§ **DATASET RECORDS**
# # #
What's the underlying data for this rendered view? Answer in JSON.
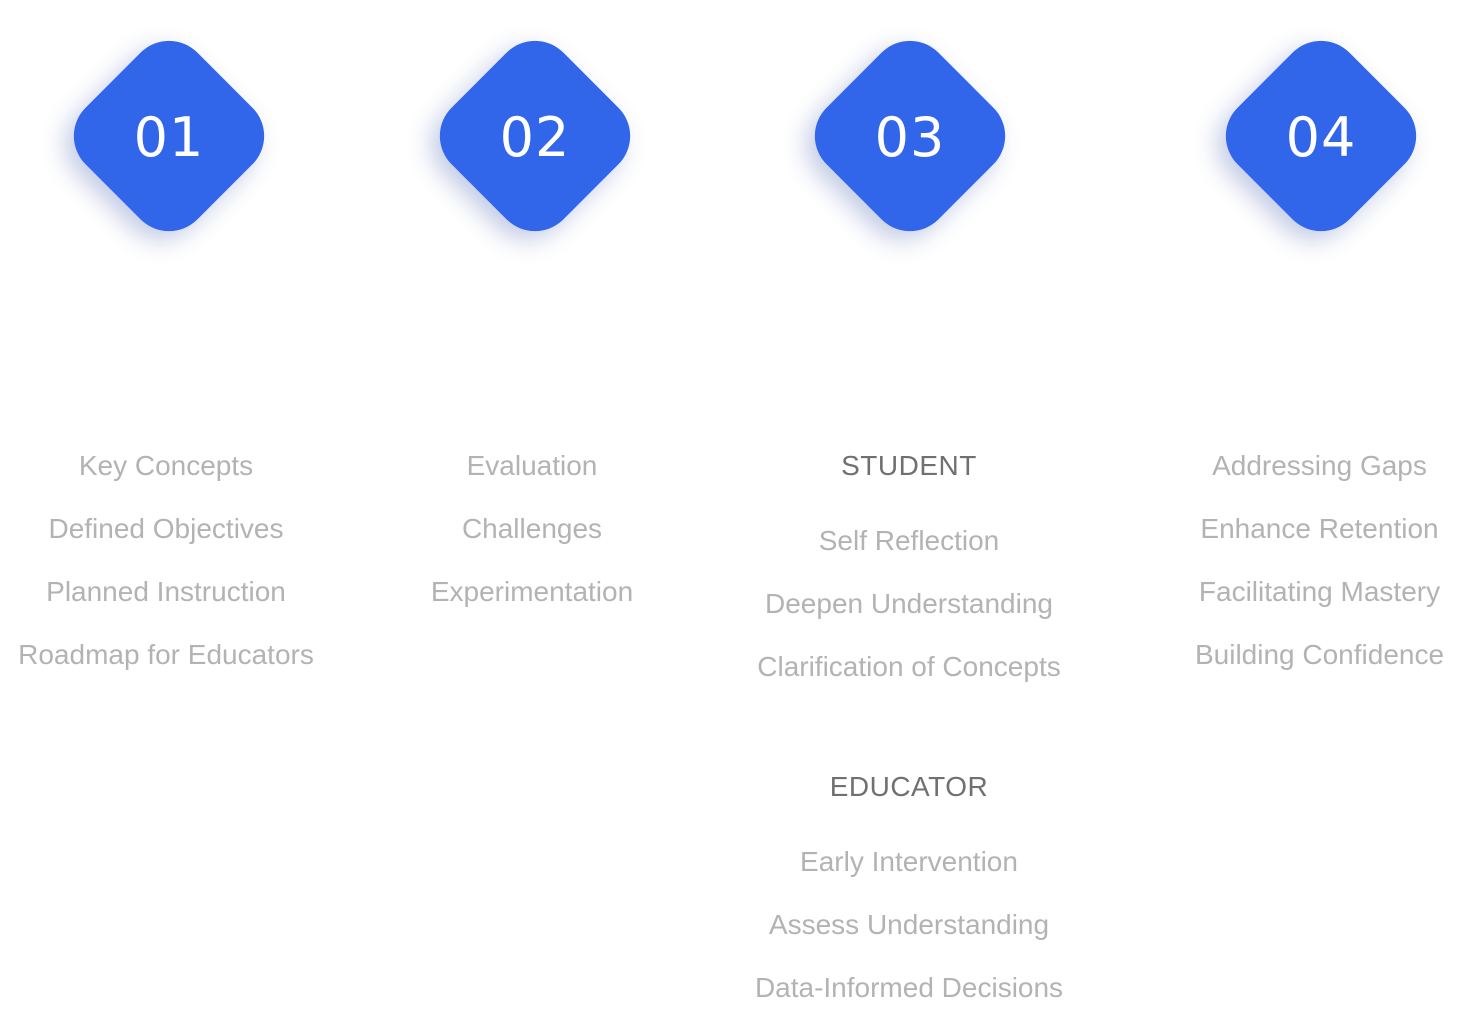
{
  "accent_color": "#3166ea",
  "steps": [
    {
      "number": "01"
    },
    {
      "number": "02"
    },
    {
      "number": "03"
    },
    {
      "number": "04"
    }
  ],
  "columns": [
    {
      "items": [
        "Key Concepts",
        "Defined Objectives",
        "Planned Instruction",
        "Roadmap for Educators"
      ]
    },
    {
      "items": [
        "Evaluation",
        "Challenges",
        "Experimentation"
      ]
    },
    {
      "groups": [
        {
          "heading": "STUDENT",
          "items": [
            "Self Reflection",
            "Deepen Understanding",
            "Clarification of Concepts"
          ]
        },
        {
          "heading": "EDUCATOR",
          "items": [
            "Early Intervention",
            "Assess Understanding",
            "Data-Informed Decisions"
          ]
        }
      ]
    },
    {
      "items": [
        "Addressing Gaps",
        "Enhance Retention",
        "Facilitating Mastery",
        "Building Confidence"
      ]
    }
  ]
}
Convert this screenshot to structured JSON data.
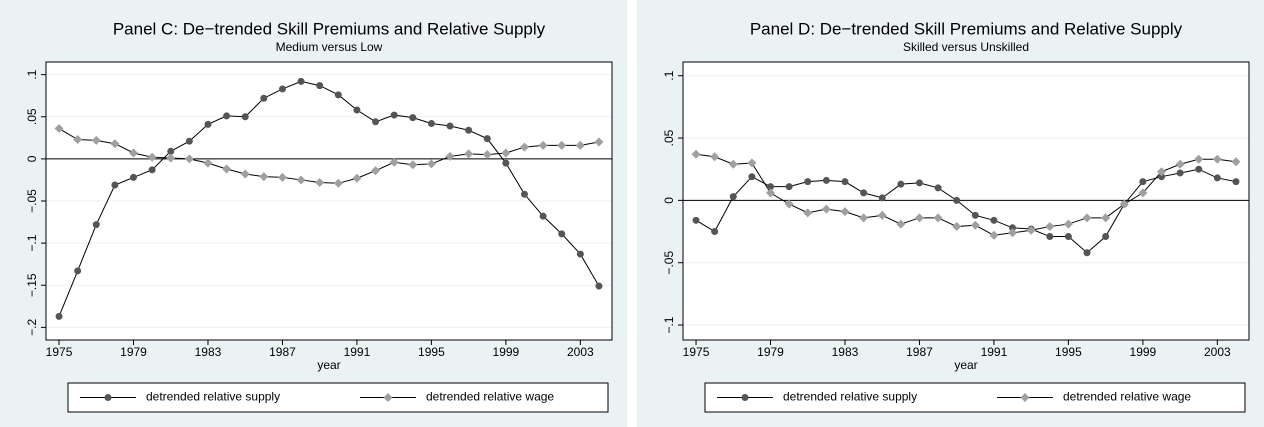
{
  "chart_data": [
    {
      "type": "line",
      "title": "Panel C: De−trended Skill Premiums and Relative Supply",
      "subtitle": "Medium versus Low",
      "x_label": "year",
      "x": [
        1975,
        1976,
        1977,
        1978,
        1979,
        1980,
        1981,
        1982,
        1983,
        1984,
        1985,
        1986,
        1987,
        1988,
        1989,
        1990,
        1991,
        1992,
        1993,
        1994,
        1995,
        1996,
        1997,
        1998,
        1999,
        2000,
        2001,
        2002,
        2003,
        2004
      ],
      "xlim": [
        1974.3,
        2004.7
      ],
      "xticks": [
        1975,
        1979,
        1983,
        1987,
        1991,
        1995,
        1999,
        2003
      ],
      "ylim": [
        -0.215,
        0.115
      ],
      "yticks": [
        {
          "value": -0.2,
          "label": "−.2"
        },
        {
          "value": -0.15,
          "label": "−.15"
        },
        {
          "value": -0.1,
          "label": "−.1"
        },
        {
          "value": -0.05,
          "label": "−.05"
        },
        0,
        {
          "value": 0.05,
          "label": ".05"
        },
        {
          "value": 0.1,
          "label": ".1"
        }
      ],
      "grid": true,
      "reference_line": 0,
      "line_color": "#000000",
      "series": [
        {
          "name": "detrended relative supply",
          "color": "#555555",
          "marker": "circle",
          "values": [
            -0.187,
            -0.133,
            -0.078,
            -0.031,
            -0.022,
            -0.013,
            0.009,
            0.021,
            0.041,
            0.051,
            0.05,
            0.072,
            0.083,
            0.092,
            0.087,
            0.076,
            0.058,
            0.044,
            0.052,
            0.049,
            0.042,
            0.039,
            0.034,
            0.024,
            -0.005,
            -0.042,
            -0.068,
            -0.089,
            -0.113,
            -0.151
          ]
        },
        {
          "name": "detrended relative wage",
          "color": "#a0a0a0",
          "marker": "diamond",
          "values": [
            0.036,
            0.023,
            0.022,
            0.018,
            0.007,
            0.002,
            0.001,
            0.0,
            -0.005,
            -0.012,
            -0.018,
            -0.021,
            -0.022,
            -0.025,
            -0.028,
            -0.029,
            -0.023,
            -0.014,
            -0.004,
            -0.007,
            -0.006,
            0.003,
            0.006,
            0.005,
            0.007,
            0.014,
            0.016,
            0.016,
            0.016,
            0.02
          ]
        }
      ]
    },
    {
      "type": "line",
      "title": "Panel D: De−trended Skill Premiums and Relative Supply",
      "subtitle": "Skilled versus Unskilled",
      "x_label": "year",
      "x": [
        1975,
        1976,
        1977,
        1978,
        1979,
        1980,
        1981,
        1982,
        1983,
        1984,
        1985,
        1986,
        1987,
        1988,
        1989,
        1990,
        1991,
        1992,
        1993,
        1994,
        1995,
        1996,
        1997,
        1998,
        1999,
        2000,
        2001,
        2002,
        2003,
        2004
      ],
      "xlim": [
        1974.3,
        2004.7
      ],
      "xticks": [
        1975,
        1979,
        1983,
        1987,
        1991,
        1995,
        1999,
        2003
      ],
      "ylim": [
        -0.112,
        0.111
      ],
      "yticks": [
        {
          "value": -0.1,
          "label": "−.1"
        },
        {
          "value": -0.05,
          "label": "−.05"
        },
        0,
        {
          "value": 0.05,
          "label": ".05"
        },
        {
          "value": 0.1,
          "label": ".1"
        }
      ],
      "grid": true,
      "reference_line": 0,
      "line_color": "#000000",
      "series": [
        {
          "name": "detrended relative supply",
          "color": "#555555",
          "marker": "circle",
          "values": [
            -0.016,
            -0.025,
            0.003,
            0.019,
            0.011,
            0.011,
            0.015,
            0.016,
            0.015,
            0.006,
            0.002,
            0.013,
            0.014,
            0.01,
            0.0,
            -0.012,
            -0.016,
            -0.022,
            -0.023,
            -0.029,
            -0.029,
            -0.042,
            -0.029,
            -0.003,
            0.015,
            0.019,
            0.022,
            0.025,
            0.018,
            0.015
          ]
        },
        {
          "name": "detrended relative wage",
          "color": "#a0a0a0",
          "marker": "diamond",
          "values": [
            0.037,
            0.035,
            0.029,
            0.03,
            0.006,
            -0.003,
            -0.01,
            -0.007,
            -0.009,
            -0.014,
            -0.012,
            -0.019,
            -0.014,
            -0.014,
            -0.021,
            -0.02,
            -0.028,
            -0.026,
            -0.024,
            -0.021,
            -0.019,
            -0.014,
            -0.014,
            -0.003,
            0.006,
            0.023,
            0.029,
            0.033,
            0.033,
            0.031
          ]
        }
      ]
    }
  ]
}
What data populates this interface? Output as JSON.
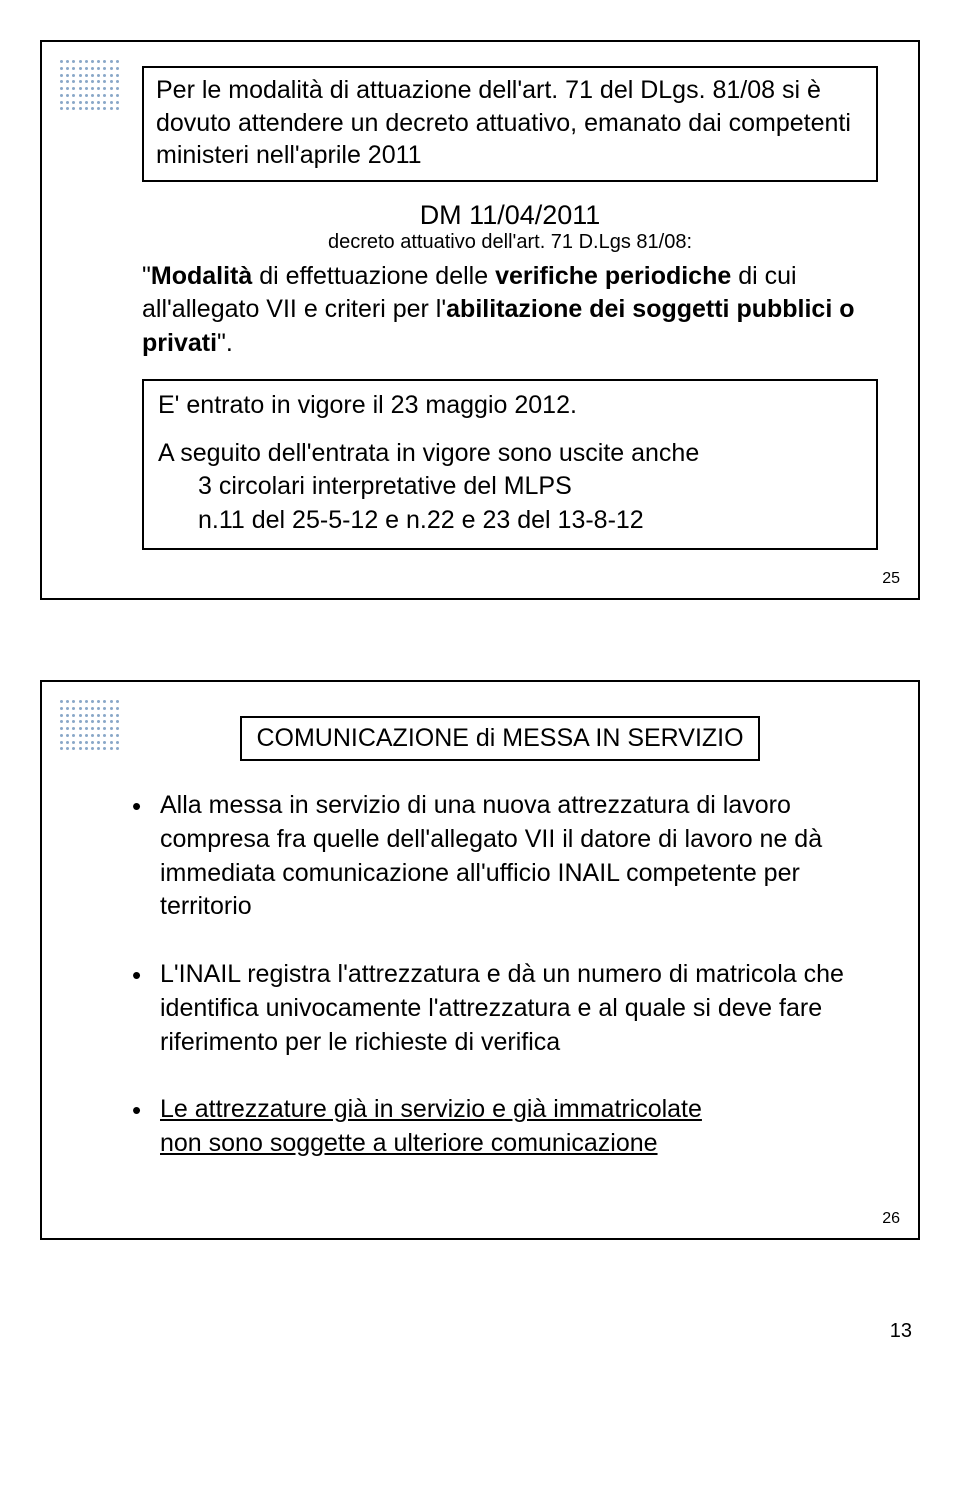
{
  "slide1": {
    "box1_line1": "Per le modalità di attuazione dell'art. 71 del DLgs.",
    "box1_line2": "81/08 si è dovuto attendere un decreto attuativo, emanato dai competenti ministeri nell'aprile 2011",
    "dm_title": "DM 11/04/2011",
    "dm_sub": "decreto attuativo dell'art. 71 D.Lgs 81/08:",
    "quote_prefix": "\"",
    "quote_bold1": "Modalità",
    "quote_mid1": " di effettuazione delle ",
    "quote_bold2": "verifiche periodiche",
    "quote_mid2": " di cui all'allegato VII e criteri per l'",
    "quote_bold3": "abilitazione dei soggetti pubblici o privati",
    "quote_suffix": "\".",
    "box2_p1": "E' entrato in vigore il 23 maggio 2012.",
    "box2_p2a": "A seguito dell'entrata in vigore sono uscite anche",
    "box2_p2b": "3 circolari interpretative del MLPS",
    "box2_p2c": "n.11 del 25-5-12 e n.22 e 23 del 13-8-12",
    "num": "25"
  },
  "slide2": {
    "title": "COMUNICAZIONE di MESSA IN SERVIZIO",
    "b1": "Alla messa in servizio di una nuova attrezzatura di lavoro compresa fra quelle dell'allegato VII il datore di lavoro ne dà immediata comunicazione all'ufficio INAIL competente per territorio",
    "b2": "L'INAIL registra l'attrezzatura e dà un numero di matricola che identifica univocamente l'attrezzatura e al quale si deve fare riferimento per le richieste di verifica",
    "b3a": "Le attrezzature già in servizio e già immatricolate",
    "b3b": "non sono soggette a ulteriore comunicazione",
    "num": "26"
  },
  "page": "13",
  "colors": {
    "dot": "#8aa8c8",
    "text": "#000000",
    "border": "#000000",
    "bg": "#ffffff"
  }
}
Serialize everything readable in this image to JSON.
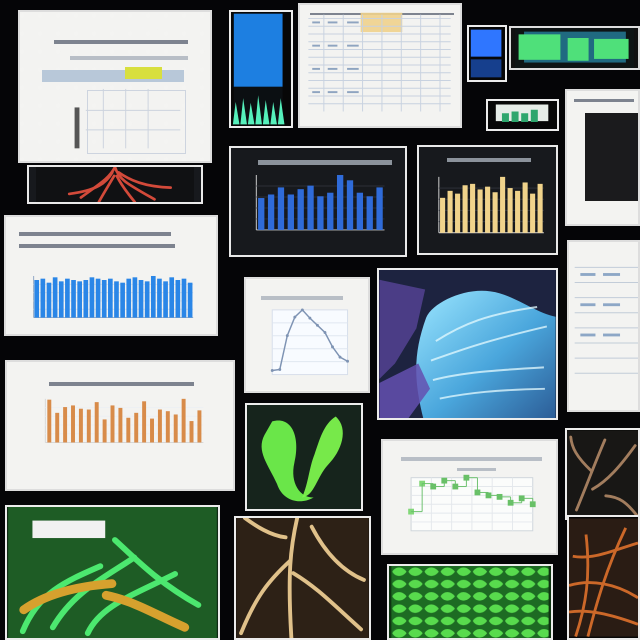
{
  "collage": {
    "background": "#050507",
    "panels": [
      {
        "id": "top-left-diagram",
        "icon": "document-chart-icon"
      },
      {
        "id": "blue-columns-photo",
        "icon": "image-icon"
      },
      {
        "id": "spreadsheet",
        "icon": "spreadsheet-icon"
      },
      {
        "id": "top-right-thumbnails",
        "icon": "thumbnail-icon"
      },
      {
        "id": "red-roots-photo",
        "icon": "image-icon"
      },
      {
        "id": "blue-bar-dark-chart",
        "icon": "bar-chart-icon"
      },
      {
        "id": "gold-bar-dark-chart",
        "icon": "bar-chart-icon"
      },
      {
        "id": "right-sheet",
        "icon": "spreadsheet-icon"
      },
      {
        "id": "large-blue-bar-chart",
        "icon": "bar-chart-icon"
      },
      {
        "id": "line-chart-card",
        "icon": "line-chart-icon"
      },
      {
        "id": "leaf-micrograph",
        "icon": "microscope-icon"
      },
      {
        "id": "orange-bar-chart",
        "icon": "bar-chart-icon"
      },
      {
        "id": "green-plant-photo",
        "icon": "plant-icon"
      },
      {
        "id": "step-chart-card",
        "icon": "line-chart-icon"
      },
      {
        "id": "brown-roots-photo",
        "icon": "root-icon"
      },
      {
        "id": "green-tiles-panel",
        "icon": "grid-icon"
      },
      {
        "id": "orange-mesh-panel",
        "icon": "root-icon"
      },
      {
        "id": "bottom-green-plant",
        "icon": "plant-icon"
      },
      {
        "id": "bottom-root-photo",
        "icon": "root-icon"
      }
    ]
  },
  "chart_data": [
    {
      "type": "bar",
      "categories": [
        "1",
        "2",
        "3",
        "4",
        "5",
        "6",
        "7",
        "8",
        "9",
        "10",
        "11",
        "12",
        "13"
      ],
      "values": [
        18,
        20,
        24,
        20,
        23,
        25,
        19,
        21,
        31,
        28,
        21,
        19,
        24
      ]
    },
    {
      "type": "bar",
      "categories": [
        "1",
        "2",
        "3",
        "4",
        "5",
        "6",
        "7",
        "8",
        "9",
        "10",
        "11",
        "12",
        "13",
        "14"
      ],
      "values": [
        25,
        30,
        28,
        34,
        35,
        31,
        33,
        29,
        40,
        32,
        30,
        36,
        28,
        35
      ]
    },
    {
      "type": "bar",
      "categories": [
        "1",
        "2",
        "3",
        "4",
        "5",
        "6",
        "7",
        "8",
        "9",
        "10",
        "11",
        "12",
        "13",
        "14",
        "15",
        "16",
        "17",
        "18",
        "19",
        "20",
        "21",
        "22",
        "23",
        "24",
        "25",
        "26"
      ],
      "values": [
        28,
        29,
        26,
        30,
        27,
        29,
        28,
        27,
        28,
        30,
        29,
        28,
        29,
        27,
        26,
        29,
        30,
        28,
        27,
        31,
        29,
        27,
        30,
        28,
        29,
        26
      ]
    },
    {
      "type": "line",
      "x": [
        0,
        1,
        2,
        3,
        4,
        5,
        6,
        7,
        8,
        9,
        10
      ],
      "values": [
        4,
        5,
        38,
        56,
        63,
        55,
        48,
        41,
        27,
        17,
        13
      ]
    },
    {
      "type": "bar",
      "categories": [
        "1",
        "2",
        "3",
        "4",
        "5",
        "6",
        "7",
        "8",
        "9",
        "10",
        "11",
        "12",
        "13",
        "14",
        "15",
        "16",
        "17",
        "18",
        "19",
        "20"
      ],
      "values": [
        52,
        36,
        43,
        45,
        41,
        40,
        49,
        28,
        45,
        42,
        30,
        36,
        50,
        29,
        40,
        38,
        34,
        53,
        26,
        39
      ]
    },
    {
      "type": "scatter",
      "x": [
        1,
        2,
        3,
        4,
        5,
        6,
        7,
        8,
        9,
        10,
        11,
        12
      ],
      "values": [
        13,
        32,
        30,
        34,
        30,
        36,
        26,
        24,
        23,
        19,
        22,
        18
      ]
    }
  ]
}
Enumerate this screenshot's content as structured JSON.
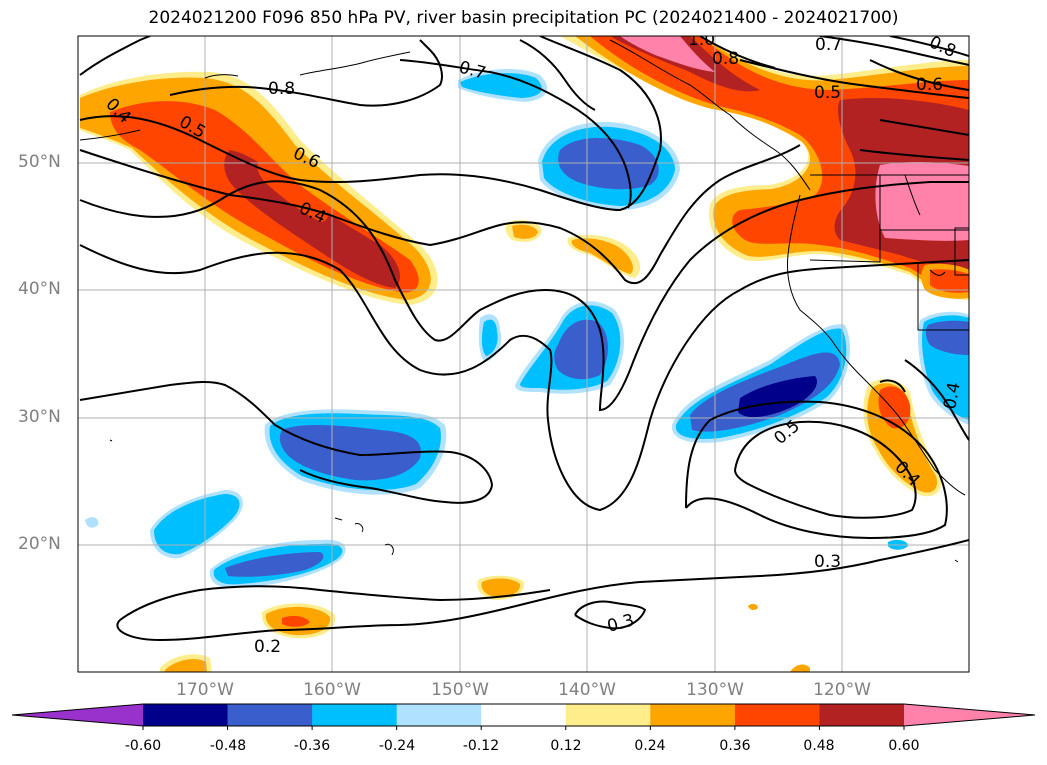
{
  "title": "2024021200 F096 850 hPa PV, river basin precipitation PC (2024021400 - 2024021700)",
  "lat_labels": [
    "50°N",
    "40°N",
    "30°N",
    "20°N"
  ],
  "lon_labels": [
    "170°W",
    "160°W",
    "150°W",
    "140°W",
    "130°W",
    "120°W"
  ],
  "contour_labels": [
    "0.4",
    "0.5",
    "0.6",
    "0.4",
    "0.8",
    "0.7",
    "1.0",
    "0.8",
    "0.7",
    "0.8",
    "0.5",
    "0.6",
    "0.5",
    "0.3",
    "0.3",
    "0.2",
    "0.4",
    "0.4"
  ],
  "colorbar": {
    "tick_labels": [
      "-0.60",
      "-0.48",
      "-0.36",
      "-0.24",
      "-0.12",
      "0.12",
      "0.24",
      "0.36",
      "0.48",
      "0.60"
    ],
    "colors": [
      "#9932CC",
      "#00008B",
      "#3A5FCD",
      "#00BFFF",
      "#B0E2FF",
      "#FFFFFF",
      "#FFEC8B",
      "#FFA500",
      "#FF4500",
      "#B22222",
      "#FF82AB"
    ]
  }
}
# # #
§ **WRITTEN REQUEST**
Leave out every picture, and copy exactly the lines from the line that contains "Enumerate this screenshot's" through the end of the material.

§ **TASK SOLUTION**
Enumerate this screenshot's content as structured JSON.
{
  "title": "2024021200 F096 850 hPa PV, river basin precipitation PC (2024021400 - 2024021700)",
  "lat_labels": [
    "50°N",
    "40°N",
    "30°N",
    "20°N"
  ],
  "lon_labels": [
    "170°W",
    "160°W",
    "150°W",
    "140°W",
    "130°W",
    "120°W"
  ],
  "contour_labels": [
    "0.4",
    "0.5",
    "0.6",
    "0.4",
    "0.8",
    "0.7",
    "1.0",
    "0.8",
    "0.7",
    "0.8",
    "0.5",
    "0.6",
    "0.5",
    "0.3",
    "0.3",
    "0.2",
    "0.4",
    "0.4"
  ],
  "colorbar": {
    "tick_labels": [
      "-0.60",
      "-0.48",
      "-0.36",
      "-0.24",
      "-0.12",
      "0.12",
      "0.24",
      "0.36",
      "0.48",
      "0.60"
    ],
    "colors": [
      "#9932CC",
      "#00008B",
      "#3A5FCD",
      "#00BFFF",
      "#B0E2FF",
      "#FFFFFF",
      "#FFEC8B",
      "#FFA500",
      "#FF4500",
      "#B22222",
      "#FF82AB"
    ]
  }
}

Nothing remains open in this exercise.